### DO THIS
Look through the data below and count each line where the word "JSON" appears. Reply with the count alone.

### SUPPLIED MATERIAL
** START **
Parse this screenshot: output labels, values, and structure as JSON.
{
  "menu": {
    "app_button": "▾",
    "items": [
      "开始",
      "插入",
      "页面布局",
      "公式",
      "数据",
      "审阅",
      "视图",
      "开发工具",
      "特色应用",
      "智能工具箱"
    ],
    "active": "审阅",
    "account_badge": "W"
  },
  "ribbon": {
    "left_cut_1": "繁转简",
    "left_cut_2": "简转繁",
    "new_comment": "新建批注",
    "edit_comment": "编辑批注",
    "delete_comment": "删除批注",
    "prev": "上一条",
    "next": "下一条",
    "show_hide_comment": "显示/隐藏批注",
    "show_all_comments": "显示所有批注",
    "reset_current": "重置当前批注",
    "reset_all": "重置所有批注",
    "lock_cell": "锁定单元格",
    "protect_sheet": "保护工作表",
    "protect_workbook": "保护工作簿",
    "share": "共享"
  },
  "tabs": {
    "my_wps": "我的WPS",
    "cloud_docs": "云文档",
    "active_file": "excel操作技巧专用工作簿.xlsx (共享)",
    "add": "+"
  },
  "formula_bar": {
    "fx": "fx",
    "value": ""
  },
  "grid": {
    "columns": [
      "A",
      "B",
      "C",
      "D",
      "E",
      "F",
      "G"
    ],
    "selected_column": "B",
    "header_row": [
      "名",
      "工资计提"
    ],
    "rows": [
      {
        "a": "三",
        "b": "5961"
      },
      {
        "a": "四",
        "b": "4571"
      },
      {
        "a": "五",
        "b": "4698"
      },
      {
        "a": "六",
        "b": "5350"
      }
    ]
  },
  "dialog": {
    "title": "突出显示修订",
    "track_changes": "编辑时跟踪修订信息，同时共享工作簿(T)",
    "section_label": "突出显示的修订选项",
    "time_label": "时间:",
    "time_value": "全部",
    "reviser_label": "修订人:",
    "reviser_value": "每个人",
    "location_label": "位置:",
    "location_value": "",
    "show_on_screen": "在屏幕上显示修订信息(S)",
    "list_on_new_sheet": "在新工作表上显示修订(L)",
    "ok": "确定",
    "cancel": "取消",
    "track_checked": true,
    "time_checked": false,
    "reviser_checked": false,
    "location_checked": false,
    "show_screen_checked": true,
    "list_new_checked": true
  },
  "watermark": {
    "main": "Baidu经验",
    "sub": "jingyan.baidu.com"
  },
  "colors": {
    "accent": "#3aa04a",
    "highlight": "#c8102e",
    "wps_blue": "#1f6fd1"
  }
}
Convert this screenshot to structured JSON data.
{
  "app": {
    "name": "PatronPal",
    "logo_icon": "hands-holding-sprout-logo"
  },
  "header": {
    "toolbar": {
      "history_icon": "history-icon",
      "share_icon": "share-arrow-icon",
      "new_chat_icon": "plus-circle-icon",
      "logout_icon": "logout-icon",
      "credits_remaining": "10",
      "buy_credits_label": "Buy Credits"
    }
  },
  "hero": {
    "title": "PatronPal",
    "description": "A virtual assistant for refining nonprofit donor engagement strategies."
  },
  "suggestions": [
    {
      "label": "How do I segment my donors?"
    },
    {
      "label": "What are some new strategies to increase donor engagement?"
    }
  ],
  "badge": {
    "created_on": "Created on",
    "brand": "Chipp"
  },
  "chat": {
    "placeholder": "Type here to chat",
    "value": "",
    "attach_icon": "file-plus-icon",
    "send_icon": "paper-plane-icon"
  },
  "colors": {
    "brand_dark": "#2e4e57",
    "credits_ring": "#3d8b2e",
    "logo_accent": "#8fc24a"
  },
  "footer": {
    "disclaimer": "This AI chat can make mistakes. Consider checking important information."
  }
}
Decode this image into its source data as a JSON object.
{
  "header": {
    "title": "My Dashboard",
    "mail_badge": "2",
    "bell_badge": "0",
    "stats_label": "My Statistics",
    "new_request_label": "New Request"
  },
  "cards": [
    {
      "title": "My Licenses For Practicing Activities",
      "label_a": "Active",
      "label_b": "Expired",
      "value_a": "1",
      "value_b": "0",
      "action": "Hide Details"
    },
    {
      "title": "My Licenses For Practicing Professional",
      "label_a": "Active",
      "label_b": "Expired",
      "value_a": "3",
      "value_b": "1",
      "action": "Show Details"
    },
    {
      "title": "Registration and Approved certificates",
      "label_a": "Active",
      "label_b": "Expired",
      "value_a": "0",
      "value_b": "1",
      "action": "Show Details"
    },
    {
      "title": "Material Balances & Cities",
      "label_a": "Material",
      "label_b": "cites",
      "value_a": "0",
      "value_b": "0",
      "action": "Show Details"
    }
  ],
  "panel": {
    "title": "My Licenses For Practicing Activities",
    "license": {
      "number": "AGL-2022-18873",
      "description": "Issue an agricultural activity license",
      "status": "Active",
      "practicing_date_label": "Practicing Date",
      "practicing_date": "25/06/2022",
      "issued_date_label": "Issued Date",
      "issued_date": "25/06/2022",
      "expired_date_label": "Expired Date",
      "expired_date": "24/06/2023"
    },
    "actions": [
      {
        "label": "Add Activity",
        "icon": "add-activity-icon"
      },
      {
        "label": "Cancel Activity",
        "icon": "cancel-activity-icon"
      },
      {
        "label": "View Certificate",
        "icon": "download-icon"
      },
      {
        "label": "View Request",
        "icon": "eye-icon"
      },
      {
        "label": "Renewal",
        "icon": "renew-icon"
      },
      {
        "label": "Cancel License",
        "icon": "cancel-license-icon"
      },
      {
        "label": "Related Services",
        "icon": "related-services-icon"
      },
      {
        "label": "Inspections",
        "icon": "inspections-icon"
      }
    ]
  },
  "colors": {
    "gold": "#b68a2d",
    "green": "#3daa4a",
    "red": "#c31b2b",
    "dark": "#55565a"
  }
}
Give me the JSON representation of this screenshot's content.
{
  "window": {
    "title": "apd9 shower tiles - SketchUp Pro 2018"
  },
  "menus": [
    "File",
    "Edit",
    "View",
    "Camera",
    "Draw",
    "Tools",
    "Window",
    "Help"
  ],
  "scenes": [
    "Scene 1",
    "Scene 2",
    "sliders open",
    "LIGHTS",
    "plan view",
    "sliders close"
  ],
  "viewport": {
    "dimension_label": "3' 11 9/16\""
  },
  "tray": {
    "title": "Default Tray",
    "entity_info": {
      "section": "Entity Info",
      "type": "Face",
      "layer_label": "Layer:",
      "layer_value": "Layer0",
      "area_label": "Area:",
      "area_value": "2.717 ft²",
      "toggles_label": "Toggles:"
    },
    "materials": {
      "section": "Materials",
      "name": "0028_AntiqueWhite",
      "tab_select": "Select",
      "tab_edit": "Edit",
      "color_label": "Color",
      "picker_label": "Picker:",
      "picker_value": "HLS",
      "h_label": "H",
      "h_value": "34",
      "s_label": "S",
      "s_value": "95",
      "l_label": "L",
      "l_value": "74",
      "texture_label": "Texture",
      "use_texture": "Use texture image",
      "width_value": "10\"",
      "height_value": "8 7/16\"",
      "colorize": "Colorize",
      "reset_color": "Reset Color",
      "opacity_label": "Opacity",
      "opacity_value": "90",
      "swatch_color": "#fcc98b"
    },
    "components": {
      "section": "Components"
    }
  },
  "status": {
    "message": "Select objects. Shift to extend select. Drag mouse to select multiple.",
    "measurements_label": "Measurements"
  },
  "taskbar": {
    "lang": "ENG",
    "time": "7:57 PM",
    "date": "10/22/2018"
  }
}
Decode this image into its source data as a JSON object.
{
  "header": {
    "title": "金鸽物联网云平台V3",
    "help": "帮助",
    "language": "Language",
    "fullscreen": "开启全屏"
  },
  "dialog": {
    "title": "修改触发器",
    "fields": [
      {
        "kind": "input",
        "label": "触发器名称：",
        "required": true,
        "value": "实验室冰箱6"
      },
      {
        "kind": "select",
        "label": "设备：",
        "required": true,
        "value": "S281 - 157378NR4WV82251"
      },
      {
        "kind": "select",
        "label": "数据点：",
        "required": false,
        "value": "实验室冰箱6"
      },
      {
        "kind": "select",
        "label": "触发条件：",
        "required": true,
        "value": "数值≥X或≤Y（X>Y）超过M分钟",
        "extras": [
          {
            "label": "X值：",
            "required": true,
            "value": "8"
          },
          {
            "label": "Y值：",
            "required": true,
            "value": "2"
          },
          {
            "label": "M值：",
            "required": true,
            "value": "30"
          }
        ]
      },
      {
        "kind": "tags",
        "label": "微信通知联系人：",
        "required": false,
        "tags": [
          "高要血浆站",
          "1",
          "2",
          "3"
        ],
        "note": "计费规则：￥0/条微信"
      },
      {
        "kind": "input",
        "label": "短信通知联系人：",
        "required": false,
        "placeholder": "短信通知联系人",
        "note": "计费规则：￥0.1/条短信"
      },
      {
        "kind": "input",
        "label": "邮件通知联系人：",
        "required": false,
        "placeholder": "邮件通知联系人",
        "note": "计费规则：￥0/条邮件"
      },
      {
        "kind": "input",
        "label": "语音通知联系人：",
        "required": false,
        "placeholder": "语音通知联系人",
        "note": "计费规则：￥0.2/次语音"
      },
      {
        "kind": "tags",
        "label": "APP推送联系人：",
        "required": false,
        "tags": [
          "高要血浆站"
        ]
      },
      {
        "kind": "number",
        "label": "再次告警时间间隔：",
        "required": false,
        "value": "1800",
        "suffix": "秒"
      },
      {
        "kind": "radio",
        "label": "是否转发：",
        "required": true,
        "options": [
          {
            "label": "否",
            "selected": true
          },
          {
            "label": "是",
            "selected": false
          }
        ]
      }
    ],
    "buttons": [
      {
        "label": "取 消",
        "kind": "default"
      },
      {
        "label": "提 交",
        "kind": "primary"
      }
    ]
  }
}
** END **
### COMPLETE ANSWER
5